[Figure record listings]
>> begin
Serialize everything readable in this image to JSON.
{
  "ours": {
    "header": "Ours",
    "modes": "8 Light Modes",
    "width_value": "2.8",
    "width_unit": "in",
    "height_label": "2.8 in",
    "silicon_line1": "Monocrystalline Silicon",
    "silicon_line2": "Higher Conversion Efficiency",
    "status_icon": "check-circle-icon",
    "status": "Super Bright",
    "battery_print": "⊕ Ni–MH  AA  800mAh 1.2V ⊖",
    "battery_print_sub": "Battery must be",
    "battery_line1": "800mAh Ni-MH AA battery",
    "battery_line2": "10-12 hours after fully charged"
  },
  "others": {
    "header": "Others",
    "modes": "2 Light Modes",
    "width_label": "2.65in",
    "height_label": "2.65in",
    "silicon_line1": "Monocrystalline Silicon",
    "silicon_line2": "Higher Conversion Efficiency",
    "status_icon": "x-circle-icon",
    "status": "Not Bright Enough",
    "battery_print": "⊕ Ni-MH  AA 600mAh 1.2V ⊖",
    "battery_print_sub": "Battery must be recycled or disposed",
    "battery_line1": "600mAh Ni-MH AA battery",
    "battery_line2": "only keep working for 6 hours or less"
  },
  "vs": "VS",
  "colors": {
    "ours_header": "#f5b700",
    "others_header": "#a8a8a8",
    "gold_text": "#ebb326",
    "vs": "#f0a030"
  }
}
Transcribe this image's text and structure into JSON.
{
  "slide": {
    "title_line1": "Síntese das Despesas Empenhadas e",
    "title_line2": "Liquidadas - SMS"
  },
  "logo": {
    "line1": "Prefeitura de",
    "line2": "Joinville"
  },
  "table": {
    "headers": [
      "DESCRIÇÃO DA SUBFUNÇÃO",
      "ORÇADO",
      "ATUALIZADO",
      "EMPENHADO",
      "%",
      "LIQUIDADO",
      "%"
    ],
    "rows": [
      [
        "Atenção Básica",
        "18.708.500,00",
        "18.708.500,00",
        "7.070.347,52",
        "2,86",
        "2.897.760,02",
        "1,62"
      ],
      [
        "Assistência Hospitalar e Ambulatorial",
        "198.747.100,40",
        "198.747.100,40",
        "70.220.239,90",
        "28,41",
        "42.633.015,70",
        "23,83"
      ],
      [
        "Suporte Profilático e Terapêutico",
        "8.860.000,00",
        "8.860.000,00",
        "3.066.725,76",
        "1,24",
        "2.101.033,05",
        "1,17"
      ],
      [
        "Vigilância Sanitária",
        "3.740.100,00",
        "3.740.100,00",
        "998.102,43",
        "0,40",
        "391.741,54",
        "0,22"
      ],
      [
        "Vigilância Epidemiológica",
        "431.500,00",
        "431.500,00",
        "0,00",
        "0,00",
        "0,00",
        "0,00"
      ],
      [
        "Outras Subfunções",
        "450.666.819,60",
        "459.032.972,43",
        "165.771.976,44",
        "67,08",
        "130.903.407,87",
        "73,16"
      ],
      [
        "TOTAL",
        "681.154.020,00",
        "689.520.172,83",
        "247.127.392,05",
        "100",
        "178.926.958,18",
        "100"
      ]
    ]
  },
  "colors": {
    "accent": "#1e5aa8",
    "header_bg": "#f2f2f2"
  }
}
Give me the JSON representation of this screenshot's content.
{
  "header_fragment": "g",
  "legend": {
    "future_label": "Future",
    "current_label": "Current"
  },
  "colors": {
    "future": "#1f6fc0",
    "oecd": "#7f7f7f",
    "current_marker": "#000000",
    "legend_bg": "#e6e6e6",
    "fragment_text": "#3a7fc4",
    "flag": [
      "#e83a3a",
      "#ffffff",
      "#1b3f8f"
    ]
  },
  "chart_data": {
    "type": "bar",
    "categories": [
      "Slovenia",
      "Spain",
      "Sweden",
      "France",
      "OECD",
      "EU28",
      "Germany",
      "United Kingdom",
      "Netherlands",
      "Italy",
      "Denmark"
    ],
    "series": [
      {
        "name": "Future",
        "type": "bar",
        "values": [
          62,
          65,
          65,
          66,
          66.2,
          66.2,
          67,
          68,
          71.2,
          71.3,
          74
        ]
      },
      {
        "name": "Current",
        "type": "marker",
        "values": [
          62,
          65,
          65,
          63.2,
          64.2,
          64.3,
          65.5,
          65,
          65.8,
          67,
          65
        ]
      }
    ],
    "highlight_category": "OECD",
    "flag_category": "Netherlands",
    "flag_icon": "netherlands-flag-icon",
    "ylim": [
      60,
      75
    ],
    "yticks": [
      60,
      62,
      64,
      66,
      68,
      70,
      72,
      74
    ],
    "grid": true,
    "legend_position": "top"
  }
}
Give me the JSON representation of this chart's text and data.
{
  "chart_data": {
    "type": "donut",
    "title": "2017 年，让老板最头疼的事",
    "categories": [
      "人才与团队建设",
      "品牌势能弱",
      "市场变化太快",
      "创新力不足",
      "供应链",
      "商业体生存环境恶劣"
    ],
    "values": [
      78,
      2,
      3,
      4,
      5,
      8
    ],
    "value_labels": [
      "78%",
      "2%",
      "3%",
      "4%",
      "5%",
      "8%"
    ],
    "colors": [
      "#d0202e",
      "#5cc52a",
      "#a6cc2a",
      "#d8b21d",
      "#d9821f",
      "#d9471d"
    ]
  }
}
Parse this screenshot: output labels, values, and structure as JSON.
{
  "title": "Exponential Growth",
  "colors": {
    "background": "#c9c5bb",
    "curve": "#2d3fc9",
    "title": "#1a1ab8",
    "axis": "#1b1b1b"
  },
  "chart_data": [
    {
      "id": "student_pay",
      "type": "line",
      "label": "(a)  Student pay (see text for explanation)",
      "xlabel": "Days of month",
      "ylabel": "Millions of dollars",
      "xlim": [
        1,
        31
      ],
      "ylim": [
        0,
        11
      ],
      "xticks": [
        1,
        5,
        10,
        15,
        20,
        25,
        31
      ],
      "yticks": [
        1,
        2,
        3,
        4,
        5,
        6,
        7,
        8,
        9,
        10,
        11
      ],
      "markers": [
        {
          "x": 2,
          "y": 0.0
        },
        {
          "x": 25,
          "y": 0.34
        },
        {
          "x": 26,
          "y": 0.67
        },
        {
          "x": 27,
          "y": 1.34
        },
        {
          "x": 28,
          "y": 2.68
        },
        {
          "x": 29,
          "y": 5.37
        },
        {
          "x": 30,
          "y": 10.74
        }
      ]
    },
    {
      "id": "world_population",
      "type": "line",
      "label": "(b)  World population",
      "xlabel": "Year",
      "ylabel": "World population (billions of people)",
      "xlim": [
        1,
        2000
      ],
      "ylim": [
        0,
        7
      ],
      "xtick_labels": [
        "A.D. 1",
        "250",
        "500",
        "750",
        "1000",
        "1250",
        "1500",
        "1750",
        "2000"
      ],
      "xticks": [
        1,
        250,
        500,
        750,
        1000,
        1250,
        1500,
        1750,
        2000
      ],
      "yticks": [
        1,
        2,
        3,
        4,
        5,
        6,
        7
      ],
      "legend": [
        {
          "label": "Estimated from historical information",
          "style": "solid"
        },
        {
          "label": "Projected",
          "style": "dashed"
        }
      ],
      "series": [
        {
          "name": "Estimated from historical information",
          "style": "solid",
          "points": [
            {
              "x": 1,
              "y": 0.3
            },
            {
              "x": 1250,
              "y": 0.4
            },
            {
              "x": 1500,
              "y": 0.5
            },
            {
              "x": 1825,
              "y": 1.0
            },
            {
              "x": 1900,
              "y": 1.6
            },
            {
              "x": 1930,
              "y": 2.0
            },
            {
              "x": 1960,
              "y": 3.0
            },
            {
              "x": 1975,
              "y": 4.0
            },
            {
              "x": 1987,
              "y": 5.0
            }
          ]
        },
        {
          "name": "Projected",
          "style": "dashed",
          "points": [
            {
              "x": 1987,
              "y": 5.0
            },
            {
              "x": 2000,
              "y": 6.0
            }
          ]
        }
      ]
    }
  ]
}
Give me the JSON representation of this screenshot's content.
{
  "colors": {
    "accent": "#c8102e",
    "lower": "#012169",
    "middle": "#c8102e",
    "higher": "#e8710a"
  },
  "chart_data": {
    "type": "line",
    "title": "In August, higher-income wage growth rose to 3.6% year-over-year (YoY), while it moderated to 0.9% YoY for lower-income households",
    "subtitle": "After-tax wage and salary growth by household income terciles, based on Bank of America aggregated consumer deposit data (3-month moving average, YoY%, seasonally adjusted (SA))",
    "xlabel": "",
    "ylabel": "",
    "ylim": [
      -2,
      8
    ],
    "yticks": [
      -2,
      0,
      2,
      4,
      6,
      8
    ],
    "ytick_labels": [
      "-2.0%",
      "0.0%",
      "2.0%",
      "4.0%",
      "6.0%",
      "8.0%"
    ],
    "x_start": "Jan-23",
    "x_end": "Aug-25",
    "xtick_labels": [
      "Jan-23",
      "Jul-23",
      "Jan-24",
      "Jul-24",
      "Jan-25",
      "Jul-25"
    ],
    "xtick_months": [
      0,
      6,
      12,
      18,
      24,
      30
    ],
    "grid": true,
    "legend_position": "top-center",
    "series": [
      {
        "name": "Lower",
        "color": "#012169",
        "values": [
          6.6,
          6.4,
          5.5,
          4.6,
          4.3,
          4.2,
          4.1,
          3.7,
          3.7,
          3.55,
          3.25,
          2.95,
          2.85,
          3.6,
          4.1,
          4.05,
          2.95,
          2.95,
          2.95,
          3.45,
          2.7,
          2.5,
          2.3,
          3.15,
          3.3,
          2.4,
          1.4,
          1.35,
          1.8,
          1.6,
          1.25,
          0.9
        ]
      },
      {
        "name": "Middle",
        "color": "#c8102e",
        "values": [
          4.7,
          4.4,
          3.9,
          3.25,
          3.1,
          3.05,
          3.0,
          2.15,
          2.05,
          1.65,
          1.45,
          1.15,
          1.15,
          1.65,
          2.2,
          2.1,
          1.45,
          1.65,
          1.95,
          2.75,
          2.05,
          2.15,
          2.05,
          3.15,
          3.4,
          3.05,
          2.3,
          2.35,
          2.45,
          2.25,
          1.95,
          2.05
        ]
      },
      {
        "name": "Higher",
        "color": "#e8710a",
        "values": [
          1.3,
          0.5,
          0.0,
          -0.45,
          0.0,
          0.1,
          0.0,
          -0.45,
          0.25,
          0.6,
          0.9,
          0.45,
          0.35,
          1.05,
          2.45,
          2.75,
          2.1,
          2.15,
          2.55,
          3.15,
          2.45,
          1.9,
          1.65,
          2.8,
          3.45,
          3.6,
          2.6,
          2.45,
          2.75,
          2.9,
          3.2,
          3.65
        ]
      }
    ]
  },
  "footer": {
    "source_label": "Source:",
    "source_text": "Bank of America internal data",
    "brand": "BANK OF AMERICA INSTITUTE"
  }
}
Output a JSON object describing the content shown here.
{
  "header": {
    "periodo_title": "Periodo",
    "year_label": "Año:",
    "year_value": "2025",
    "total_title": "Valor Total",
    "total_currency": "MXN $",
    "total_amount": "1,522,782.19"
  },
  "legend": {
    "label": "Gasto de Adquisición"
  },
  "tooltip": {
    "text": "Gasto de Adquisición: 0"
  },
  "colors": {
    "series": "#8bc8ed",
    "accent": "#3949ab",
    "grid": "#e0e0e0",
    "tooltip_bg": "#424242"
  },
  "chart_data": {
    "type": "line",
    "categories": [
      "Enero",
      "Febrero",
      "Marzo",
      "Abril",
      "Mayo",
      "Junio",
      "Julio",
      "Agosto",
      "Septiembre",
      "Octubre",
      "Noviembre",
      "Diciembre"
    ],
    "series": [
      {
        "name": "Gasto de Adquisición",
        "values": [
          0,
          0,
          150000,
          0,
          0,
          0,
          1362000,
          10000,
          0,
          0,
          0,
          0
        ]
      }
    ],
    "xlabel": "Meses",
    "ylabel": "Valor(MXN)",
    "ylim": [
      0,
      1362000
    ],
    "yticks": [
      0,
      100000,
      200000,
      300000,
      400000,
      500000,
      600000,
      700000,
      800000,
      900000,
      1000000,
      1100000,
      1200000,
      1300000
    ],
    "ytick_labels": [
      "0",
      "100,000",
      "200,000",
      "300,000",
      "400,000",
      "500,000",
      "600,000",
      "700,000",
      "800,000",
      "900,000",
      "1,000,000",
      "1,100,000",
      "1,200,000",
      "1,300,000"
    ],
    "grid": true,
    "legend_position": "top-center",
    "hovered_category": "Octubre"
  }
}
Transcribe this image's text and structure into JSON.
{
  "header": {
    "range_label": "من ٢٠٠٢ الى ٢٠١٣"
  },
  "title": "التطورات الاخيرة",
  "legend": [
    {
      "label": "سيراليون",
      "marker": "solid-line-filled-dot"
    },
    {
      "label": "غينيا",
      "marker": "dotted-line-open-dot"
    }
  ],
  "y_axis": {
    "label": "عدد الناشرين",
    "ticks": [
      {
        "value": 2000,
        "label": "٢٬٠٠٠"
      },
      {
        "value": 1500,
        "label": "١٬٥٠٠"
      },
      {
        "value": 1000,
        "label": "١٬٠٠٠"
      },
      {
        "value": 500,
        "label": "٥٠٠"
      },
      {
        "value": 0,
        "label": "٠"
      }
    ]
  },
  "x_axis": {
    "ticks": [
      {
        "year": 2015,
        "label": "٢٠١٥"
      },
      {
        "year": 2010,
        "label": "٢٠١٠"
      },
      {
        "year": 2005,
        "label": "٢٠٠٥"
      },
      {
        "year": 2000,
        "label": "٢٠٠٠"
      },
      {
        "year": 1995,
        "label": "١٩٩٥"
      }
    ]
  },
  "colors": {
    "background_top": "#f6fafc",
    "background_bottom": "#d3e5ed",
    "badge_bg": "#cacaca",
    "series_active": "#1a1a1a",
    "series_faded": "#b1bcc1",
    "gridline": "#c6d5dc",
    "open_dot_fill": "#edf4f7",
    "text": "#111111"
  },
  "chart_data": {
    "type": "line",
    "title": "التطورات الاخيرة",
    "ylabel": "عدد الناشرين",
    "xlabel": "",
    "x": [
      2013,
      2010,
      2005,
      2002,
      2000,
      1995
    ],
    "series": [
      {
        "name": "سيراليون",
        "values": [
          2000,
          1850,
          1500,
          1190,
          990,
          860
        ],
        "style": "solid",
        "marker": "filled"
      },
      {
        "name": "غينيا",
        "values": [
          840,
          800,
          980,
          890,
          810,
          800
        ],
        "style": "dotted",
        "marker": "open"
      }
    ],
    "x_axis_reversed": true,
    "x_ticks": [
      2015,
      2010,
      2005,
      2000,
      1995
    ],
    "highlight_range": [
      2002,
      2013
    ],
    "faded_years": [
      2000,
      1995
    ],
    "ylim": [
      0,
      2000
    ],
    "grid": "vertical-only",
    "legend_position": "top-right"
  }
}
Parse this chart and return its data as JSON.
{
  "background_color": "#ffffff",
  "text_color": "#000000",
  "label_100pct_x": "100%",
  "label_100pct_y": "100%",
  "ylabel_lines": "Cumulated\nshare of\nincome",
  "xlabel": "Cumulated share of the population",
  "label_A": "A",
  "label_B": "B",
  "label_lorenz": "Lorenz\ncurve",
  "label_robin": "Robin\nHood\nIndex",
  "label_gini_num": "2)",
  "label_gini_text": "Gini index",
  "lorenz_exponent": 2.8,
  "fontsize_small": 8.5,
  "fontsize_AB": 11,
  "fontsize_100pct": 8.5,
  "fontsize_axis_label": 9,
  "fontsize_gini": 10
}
>> end
### AIM OF THE EXERCISE
Give only the number of lines in the material above that hold the word "filled".

### EXERCISE SOLUTION
2